**Items**
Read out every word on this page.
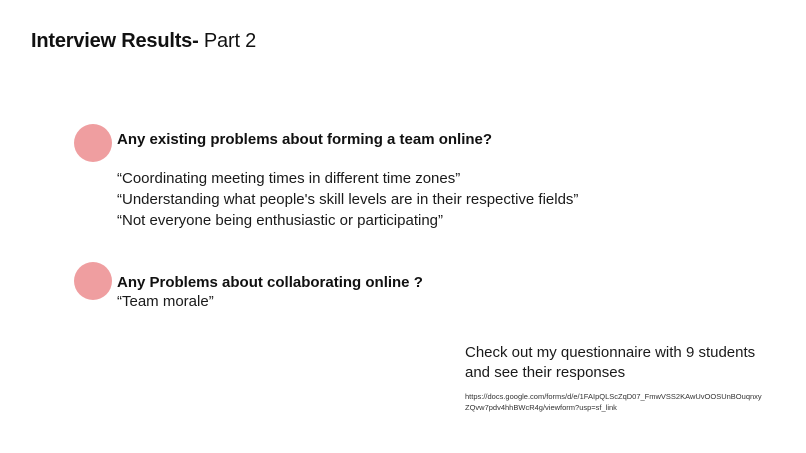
Interview Results- Part 2
Any existing problems about forming a team online?
“Coordinating meeting times in different time zones”
“Understanding what people's skill levels are in their respective fields”
“Not everyone being enthusiastic or participating”
Any Problems about collaborating online ?
“Team morale”
Check out my questionnaire with 9 students
and see their responses
https://docs.google.com/forms/d/e/1FAIpQLScZqD07_FmwVSS2KAwUvOOSUnBOuqnxy
ZQvw7pdv4hhBWcR4g/viewform?usp=sf_link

**Written problem**
Pictures in the records should not appear in your copy, but everything else must be transcribed exactly.

**Task result**
Read out every word on this page.
Interview Results- Part 2
Any existing problems about forming a team online?
“Coordinating meeting times in different time zones”
“Understanding what people's skill levels are in their respective fields”
“Not everyone being enthusiastic or participating”
Any Problems about collaborating online ?
“Team morale”
Check out my questionnaire with 9 students
and see their responses
https://docs.google.com/forms/d/e/1FAIpQLScZqD07_FmwVSS2KAwUvOOSUnBOuqnxy
ZQvw7pdv4hhBWcR4g/viewform?usp=sf_link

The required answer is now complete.